===== Data for this exercise

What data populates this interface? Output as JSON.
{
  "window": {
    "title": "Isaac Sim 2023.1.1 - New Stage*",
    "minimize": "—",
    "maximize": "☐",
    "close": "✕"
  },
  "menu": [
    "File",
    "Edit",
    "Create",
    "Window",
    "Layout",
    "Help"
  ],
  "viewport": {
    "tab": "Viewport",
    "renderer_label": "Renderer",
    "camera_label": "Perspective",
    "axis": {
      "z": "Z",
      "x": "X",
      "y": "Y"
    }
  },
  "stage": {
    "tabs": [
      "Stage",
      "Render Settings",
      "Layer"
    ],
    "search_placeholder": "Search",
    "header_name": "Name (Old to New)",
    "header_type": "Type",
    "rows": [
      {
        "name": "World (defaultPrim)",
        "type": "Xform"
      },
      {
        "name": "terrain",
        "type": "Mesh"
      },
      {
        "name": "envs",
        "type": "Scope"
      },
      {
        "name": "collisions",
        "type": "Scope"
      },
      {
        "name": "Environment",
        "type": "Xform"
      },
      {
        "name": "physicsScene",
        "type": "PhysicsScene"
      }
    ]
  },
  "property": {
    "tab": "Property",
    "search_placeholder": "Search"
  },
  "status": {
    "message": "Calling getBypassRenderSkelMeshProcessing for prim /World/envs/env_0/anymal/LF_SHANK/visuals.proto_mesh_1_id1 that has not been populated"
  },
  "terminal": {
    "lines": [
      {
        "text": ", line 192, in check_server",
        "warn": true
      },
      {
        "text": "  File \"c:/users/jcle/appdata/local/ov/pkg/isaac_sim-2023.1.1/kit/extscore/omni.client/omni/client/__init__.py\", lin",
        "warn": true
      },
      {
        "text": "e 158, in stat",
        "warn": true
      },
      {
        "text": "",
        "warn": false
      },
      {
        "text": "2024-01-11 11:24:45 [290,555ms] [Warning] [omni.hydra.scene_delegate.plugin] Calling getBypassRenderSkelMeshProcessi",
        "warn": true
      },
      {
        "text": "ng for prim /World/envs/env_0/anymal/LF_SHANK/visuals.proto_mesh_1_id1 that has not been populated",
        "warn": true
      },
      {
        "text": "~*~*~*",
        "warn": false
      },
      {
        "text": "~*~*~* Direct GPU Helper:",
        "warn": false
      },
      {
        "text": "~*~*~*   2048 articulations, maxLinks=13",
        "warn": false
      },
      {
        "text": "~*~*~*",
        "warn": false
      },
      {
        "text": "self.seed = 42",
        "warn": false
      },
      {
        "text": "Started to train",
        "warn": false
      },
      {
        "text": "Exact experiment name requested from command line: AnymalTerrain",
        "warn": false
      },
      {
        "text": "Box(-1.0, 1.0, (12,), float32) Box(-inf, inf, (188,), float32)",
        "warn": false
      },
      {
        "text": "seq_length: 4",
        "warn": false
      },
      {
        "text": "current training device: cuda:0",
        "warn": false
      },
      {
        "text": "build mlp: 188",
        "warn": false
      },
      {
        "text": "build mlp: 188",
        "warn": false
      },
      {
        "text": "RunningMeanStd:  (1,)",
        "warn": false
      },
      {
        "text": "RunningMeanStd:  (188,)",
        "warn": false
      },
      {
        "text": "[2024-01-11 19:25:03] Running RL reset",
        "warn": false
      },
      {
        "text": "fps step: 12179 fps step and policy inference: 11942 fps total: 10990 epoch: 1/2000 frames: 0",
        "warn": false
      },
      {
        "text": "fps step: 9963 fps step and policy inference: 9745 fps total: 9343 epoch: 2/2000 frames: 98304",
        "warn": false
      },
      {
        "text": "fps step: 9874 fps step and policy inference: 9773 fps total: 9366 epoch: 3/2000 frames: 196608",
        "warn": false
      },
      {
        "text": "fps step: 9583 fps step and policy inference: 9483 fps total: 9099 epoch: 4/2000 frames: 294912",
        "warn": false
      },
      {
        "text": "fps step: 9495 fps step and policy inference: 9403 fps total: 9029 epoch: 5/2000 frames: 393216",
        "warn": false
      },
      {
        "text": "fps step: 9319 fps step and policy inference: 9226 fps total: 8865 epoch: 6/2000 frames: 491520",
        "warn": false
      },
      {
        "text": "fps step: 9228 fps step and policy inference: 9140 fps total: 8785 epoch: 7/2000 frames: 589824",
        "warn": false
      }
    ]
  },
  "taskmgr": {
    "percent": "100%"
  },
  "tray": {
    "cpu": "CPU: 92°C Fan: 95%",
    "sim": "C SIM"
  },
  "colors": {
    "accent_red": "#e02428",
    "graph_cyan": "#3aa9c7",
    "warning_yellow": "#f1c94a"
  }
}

==========

[Your objective] Your task is to print the whole listing again exactly.

[The answer]
What data populates this interface? Output as JSON.
{
  "window": {
    "title": "Isaac Sim 2023.1.1 - New Stage*",
    "minimize": "—",
    "maximize": "☐",
    "close": "✕"
  },
  "menu": [
    "File",
    "Edit",
    "Create",
    "Window",
    "Layout",
    "Help"
  ],
  "viewport": {
    "tab": "Viewport",
    "renderer_label": "Renderer",
    "camera_label": "Perspective",
    "axis": {
      "z": "Z",
      "x": "X",
      "y": "Y"
    }
  },
  "stage": {
    "tabs": [
      "Stage",
      "Render Settings",
      "Layer"
    ],
    "search_placeholder": "Search",
    "header_name": "Name (Old to New)",
    "header_type": "Type",
    "rows": [
      {
        "name": "World (defaultPrim)",
        "type": "Xform"
      },
      {
        "name": "terrain",
        "type": "Mesh"
      },
      {
        "name": "envs",
        "type": "Scope"
      },
      {
        "name": "collisions",
        "type": "Scope"
      },
      {
        "name": "Environment",
        "type": "Xform"
      },
      {
        "name": "physicsScene",
        "type": "PhysicsScene"
      }
    ]
  },
  "property": {
    "tab": "Property",
    "search_placeholder": "Search"
  },
  "status": {
    "message": "Calling getBypassRenderSkelMeshProcessing for prim /World/envs/env_0/anymal/LF_SHANK/visuals.proto_mesh_1_id1 that has not been populated"
  },
  "terminal": {
    "lines": [
      {
        "text": ", line 192, in check_server",
        "warn": true
      },
      {
        "text": "  File \"c:/users/jcle/appdata/local/ov/pkg/isaac_sim-2023.1.1/kit/extscore/omni.client/omni/client/__init__.py\", lin",
        "warn": true
      },
      {
        "text": "e 158, in stat",
        "warn": true
      },
      {
        "text": "",
        "warn": false
      },
      {
        "text": "2024-01-11 11:24:45 [290,555ms] [Warning] [omni.hydra.scene_delegate.plugin] Calling getBypassRenderSkelMeshProcessi",
        "warn": true
      },
      {
        "text": "ng for prim /World/envs/env_0/anymal/LF_SHANK/visuals.proto_mesh_1_id1 that has not been populated",
        "warn": true
      },
      {
        "text": "~*~*~*",
        "warn": false
      },
      {
        "text": "~*~*~* Direct GPU Helper:",
        "warn": false
      },
      {
        "text": "~*~*~*   2048 articulations, maxLinks=13",
        "warn": false
      },
      {
        "text": "~*~*~*",
        "warn": false
      },
      {
        "text": "self.seed = 42",
        "warn": false
      },
      {
        "text": "Started to train",
        "warn": false
      },
      {
        "text": "Exact experiment name requested from command line: AnymalTerrain",
        "warn": false
      },
      {
        "text": "Box(-1.0, 1.0, (12,), float32) Box(-inf, inf, (188,), float32)",
        "warn": false
      },
      {
        "text": "seq_length: 4",
        "warn": false
      },
      {
        "text": "current training device: cuda:0",
        "warn": false
      },
      {
        "text": "build mlp: 188",
        "warn": false
      },
      {
        "text": "build mlp: 188",
        "warn": false
      },
      {
        "text": "RunningMeanStd:  (1,)",
        "warn": false
      },
      {
        "text": "RunningMeanStd:  (188,)",
        "warn": false
      },
      {
        "text": "[2024-01-11 19:25:03] Running RL reset",
        "warn": false
      },
      {
        "text": "fps step: 12179 fps step and policy inference: 11942 fps total: 10990 epoch: 1/2000 frames: 0",
        "warn": false
      },
      {
        "text": "fps step: 9963 fps step and policy inference: 9745 fps total: 9343 epoch: 2/2000 frames: 98304",
        "warn": false
      },
      {
        "text": "fps step: 9874 fps step and policy inference: 9773 fps total: 9366 epoch: 3/2000 frames: 196608",
        "warn": false
      },
      {
        "text": "fps step: 9583 fps step and policy inference: 9483 fps total: 9099 epoch: 4/2000 frames: 294912",
        "warn": false
      },
      {
        "text": "fps step: 9495 fps step and policy inference: 9403 fps total: 9029 epoch: 5/2000 frames: 393216",
        "warn": false
      },
      {
        "text": "fps step: 9319 fps step and policy inference: 9226 fps total: 8865 epoch: 6/2000 frames: 491520",
        "warn": false
      },
      {
        "text": "fps step: 9228 fps step and policy inference: 9140 fps total: 8785 epoch: 7/2000 frames: 589824",
        "warn": false
      }
    ]
  },
  "taskmgr": {
    "percent": "100%"
  },
  "tray": {
    "cpu": "CPU: 92°C Fan: 95%",
    "sim": "C SIM"
  },
  "colors": {
    "accent_red": "#e02428",
    "graph_cyan": "#3aa9c7",
    "warning_yellow": "#f1c94a"
  }
}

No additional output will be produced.